▶ [Given instruction]:
Copy the records below exactly as they are written.

▶ [Extracted records]:
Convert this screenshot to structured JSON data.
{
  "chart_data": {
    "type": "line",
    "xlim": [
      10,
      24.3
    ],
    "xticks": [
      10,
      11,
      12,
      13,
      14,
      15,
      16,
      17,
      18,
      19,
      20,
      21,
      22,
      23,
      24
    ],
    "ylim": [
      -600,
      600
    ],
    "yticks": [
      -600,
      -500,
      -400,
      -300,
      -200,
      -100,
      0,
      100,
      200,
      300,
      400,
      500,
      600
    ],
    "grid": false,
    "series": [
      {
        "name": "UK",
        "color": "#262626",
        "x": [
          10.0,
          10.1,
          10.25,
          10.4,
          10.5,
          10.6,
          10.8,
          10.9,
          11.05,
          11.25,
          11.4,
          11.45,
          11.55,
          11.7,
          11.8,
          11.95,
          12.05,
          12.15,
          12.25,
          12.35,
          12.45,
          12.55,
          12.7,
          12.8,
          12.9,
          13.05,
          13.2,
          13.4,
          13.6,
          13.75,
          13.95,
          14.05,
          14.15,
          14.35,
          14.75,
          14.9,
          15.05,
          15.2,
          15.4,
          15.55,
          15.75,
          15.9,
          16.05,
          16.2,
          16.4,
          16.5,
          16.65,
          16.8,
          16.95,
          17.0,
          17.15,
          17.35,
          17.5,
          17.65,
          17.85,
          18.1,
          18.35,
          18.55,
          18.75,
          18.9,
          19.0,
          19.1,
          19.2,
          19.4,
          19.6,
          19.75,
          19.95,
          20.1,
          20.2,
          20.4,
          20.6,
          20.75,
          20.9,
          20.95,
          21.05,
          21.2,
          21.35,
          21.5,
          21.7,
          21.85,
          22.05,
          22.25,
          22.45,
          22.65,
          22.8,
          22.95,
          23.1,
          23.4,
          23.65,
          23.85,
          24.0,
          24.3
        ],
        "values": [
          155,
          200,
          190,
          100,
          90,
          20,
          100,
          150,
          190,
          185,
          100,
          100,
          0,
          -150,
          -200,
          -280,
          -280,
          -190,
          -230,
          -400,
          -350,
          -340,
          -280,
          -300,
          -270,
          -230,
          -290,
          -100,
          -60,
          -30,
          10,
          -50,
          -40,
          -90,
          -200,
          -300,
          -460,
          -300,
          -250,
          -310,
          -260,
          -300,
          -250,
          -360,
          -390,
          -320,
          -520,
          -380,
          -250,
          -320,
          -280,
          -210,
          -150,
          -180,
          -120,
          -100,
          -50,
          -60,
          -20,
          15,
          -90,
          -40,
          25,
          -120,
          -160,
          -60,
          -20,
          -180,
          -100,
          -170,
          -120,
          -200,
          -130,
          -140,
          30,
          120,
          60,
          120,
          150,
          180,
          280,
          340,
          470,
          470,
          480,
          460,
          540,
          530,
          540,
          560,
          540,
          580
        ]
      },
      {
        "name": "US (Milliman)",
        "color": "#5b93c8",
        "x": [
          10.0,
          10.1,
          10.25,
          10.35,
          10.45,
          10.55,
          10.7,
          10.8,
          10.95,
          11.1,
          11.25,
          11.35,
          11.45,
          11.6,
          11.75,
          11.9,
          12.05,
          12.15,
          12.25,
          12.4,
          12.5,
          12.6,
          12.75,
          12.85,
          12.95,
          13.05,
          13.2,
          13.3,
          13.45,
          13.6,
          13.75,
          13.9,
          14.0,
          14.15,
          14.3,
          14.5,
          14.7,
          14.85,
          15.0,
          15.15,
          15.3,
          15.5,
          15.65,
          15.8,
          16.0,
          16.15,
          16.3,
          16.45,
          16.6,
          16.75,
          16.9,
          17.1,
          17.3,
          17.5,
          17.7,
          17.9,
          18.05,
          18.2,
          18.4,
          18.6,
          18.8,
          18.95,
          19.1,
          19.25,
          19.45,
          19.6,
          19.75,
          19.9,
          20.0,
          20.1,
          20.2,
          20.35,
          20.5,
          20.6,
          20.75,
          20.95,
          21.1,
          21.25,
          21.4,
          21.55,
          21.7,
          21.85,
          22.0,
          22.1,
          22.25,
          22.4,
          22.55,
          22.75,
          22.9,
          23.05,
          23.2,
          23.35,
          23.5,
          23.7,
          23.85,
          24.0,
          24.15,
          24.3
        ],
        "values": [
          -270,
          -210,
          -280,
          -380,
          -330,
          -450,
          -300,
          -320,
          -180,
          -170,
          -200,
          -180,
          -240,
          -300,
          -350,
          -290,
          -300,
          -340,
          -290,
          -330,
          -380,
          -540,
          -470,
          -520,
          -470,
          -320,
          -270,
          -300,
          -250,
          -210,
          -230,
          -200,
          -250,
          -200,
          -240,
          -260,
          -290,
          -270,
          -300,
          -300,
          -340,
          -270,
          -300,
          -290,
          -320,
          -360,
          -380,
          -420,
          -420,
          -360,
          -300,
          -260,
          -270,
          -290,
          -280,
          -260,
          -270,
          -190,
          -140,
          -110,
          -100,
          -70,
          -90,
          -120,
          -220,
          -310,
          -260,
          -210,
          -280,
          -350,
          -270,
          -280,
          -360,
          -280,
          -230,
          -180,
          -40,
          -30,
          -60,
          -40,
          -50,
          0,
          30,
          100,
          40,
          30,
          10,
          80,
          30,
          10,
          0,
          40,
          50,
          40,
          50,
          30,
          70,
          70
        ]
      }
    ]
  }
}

▶ [Task answer]:
Convert this screenshot to structured JSON data.
{
  "chart_data": {
    "type": "line",
    "xlim": [
      10,
      24.3
    ],
    "xticks": [
      10,
      11,
      12,
      13,
      14,
      15,
      16,
      17,
      18,
      19,
      20,
      21,
      22,
      23,
      24
    ],
    "ylim": [
      -600,
      600
    ],
    "yticks": [
      -600,
      -500,
      -400,
      -300,
      -200,
      -100,
      0,
      100,
      200,
      300,
      400,
      500,
      600
    ],
    "grid": false,
    "series": [
      {
        "name": "UK",
        "color": "#262626",
        "x": [
          10.0,
          10.1,
          10.25,
          10.4,
          10.5,
          10.6,
          10.8,
          10.9,
          11.05,
          11.25,
          11.4,
          11.45,
          11.55,
          11.7,
          11.8,
          11.95,
          12.05,
          12.15,
          12.25,
          12.35,
          12.45,
          12.55,
          12.7,
          12.8,
          12.9,
          13.05,
          13.2,
          13.4,
          13.6,
          13.75,
          13.95,
          14.05,
          14.15,
          14.35,
          14.75,
          14.9,
          15.05,
          15.2,
          15.4,
          15.55,
          15.75,
          15.9,
          16.05,
          16.2,
          16.4,
          16.5,
          16.65,
          16.8,
          16.95,
          17.0,
          17.15,
          17.35,
          17.5,
          17.65,
          17.85,
          18.1,
          18.35,
          18.55,
          18.75,
          18.9,
          19.0,
          19.1,
          19.2,
          19.4,
          19.6,
          19.75,
          19.95,
          20.1,
          20.2,
          20.4,
          20.6,
          20.75,
          20.9,
          20.95,
          21.05,
          21.2,
          21.35,
          21.5,
          21.7,
          21.85,
          22.05,
          22.25,
          22.45,
          22.65,
          22.8,
          22.95,
          23.1,
          23.4,
          23.65,
          23.85,
          24.0,
          24.3
        ],
        "values": [
          155,
          200,
          190,
          100,
          90,
          20,
          100,
          150,
          190,
          185,
          100,
          100,
          0,
          -150,
          -200,
          -280,
          -280,
          -190,
          -230,
          -400,
          -350,
          -340,
          -280,
          -300,
          -270,
          -230,
          -290,
          -100,
          -60,
          -30,
          10,
          -50,
          -40,
          -90,
          -200,
          -300,
          -460,
          -300,
          -250,
          -310,
          -260,
          -300,
          -250,
          -360,
          -390,
          -320,
          -520,
          -380,
          -250,
          -320,
          -280,
          -210,
          -150,
          -180,
          -120,
          -100,
          -50,
          -60,
          -20,
          15,
          -90,
          -40,
          25,
          -120,
          -160,
          -60,
          -20,
          -180,
          -100,
          -170,
          -120,
          -200,
          -130,
          -140,
          30,
          120,
          60,
          120,
          150,
          180,
          280,
          340,
          470,
          470,
          480,
          460,
          540,
          530,
          540,
          560,
          540,
          580
        ]
      },
      {
        "name": "US (Milliman)",
        "color": "#5b93c8",
        "x": [
          10.0,
          10.1,
          10.25,
          10.35,
          10.45,
          10.55,
          10.7,
          10.8,
          10.95,
          11.1,
          11.25,
          11.35,
          11.45,
          11.6,
          11.75,
          11.9,
          12.05,
          12.15,
          12.25,
          12.4,
          12.5,
          12.6,
          12.75,
          12.85,
          12.95,
          13.05,
          13.2,
          13.3,
          13.45,
          13.6,
          13.75,
          13.9,
          14.0,
          14.15,
          14.3,
          14.5,
          14.7,
          14.85,
          15.0,
          15.15,
          15.3,
          15.5,
          15.65,
          15.8,
          16.0,
          16.15,
          16.3,
          16.45,
          16.6,
          16.75,
          16.9,
          17.1,
          17.3,
          17.5,
          17.7,
          17.9,
          18.05,
          18.2,
          18.4,
          18.6,
          18.8,
          18.95,
          19.1,
          19.25,
          19.45,
          19.6,
          19.75,
          19.9,
          20.0,
          20.1,
          20.2,
          20.35,
          20.5,
          20.6,
          20.75,
          20.95,
          21.1,
          21.25,
          21.4,
          21.55,
          21.7,
          21.85,
          22.0,
          22.1,
          22.25,
          22.4,
          22.55,
          22.75,
          22.9,
          23.05,
          23.2,
          23.35,
          23.5,
          23.7,
          23.85,
          24.0,
          24.15,
          24.3
        ],
        "values": [
          -270,
          -210,
          -280,
          -380,
          -330,
          -450,
          -300,
          -320,
          -180,
          -170,
          -200,
          -180,
          -240,
          -300,
          -350,
          -290,
          -300,
          -340,
          -290,
          -330,
          -380,
          -540,
          -470,
          -520,
          -470,
          -320,
          -270,
          -300,
          -250,
          -210,
          -230,
          -200,
          -250,
          -200,
          -240,
          -260,
          -290,
          -270,
          -300,
          -300,
          -340,
          -270,
          -300,
          -290,
          -320,
          -360,
          -380,
          -420,
          -420,
          -360,
          -300,
          -260,
          -270,
          -290,
          -280,
          -260,
          -270,
          -190,
          -140,
          -110,
          -100,
          -70,
          -90,
          -120,
          -220,
          -310,
          -260,
          -210,
          -280,
          -350,
          -270,
          -280,
          -360,
          -280,
          -230,
          -180,
          -40,
          -30,
          -60,
          -40,
          -50,
          0,
          30,
          100,
          40,
          30,
          10,
          80,
          30,
          10,
          0,
          40,
          50,
          40,
          50,
          30,
          70,
          70
        ]
      }
    ]
  }
}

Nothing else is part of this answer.